Written request 1 —
Return the part of the Coolify troubleshooting article that begins at the words "Coolify orchestrates Docker" and stops after the words "services refuse traffic.", copied word for word.

• • •

Fix: Coolify Not Working — Deployment Failing, SSL Not Working, or Containers Not Starting
Part of: Docker, DevOps & Infrastructure
Quick Answer
How to fix Coolify self-hosted PaaS issues — server setup, application deployment, Docker and Nixpacks builds, environment variables, SSL certificates, database provisioning, and GitHub integration.
The Problem
Deployment starts but the build fails:
Build failed: Error during build — exit code 1Or the app deploys but isn’t accessible:
502 Bad Gateway — or — connection refusedOr SSL certificates don’t work:
NET::ERR_CERT_AUTHORITY_INVALID — or —
Let's Encrypt verification failedOr the database service won’t start:
Container 'postgres' is restarting — health check failingWhy This Happens
Coolify is a self-hosted alternative to Vercel, Netlify, and Railway. It runs on your own server and manages deployments, databases, and SSL through a single dashboard.
Coolify orchestrates Docker containers behind the scenes. The server needs Docker and enough free resources. A VPS with less than 2GB of RAM, a nearly full disk, or a missing Docker daemon causes builds to fail early or containers to die during startup. The default install script provisions Docker, Traefik, and the Coolify dashboard in one shot, so partial installs (interrupted SSH sessions, missing kernel modules on minimal images) leave the stack in a broken state where commands appear to succeed but services refuse traffic.

• • •

Written request 2 —
In the first listing, retype the lines unchanged, beginning at the line that contains "- app-window: w" and stopping after the line that contains "- download-icon: [600, 330, 614, 349]".

[Annotated element listing]
• • •

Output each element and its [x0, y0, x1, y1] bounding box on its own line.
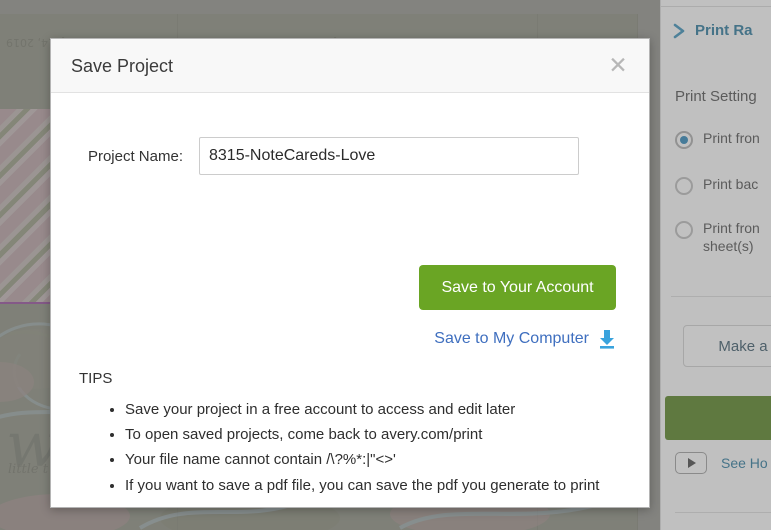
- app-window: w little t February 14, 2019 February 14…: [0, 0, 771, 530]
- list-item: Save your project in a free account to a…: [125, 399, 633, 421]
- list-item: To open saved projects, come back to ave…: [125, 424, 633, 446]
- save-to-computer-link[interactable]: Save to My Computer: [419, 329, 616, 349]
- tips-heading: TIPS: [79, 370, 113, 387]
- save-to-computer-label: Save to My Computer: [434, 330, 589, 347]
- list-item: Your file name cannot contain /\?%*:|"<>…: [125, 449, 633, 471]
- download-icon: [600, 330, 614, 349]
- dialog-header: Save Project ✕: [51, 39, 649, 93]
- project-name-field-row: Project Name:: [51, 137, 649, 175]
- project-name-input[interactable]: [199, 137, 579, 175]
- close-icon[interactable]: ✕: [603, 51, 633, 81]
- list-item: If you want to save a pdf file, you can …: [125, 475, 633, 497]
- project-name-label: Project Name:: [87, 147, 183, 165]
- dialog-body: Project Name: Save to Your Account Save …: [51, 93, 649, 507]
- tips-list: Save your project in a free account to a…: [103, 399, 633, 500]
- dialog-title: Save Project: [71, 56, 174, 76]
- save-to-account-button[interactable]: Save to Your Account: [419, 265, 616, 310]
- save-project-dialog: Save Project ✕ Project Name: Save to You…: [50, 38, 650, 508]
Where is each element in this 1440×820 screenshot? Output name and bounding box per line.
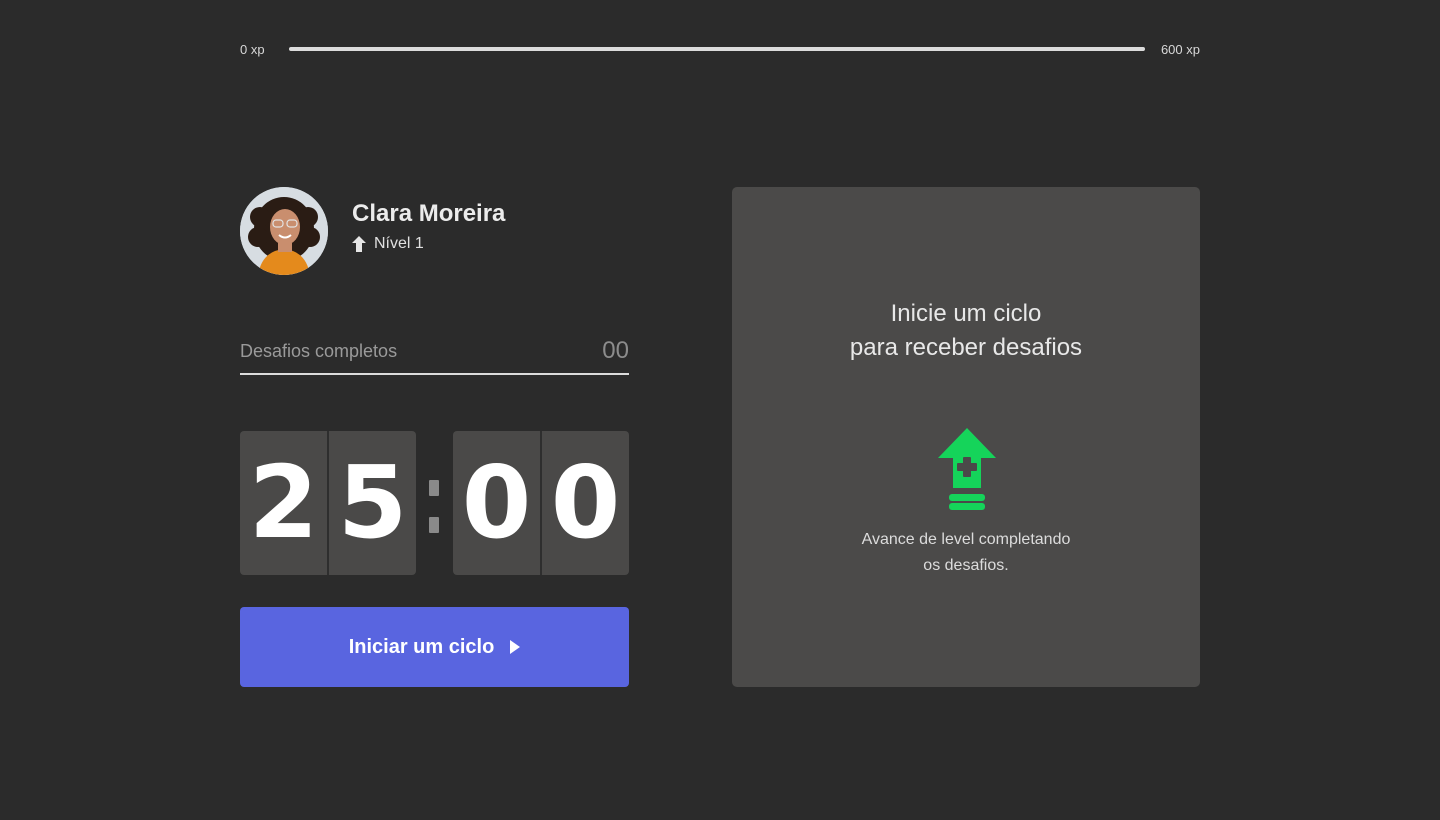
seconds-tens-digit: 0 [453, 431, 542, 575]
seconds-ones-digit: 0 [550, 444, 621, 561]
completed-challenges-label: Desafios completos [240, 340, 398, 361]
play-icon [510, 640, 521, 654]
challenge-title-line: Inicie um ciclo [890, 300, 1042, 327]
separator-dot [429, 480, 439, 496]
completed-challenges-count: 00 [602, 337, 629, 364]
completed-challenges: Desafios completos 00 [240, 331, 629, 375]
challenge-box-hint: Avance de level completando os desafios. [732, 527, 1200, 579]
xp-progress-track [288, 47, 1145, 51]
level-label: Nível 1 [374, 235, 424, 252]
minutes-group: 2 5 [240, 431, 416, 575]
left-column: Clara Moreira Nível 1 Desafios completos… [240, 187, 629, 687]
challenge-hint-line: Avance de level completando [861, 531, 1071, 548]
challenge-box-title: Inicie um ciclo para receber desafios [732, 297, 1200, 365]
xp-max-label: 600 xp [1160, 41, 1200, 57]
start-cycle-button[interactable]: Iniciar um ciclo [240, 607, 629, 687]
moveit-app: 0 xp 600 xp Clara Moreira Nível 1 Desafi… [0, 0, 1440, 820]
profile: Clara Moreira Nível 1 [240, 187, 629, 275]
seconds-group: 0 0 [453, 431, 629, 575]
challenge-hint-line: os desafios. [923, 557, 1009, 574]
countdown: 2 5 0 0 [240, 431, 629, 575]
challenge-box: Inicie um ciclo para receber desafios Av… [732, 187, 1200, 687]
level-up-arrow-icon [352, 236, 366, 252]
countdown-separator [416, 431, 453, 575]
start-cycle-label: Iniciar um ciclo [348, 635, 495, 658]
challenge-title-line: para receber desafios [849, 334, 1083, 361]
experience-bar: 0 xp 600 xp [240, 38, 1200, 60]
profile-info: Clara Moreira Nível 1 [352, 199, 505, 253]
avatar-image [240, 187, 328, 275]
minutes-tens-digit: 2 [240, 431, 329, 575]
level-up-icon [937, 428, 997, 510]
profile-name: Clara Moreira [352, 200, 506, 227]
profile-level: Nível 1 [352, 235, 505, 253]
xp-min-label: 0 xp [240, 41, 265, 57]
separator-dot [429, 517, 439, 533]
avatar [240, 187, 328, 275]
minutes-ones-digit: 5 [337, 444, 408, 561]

• • •

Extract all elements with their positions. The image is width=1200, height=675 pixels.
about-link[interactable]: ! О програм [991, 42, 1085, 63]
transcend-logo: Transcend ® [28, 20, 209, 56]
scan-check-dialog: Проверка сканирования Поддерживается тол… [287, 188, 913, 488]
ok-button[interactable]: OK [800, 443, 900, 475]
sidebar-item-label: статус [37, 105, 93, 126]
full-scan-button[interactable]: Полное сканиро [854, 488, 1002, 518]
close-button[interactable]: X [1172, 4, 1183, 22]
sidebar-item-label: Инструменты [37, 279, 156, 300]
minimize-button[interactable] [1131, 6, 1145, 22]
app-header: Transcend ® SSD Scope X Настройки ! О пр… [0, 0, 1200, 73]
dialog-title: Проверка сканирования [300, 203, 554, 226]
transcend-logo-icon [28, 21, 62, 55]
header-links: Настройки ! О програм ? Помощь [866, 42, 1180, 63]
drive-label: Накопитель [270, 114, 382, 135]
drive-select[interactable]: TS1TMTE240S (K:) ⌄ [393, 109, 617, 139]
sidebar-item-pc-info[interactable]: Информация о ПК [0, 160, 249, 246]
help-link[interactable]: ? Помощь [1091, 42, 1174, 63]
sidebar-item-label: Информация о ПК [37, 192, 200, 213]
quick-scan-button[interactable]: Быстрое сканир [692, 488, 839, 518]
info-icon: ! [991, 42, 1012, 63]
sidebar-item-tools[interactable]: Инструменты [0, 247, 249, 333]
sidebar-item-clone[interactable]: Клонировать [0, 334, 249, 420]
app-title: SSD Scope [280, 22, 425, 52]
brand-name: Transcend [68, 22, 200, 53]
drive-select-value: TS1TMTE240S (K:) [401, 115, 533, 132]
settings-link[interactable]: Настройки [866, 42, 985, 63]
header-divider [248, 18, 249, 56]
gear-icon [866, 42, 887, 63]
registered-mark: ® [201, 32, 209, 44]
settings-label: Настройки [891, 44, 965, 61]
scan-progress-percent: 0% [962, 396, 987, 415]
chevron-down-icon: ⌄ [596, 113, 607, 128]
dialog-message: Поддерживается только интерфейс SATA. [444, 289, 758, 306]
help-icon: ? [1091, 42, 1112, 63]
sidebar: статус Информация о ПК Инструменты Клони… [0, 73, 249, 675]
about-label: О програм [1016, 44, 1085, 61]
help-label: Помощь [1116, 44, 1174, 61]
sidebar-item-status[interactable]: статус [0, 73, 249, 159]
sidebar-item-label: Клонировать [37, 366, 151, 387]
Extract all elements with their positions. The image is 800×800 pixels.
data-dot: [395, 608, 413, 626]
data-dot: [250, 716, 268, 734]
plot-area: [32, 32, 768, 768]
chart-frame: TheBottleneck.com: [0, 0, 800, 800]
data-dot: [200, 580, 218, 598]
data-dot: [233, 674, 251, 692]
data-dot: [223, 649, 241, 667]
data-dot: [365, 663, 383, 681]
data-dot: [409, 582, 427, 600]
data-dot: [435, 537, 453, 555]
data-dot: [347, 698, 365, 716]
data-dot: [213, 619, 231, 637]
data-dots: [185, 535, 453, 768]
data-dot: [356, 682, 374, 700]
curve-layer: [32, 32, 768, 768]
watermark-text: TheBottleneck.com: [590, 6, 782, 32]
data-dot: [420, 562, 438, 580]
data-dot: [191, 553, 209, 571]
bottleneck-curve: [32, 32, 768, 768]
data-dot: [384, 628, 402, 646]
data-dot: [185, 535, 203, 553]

• • •

Finished answer 1 —
Coolify orchestrates Docker containers behind the scenes. The server needs Docker and enough free resources. A VPS with less than 2GB of RAM, a nearly full disk, or a missing Docker daemon causes builds to fail early or containers to die during startup. The default install script provisions Docker, Traefik, and the Coolify dashboard in one shot, so partial installs (interrupted SSH sessions, missing kernel modules on minimal images) leave the stack in a broken state where commands appear to succeed but services refuse traffic.

Finished answer 2 —
- app-window: w little t February 14, 2019 February 14…: [0, 0, 771, 530]
- list-item: Save your project in a free account to a…: [125, 399, 633, 421]
- list-item: To open saved projects, come back to ave…: [125, 424, 633, 446]
- save-to-computer-link[interactable]: Save to My Computer: [419, 329, 616, 349]
- tips-heading: TIPS: [79, 370, 113, 387]
- save-to-computer-label: Save to My Computer: [434, 330, 589, 347]
- list-item: Your file name cannot contain /\?%*:|"<>…: [125, 449, 633, 471]
- download-icon: [600, 330, 614, 349]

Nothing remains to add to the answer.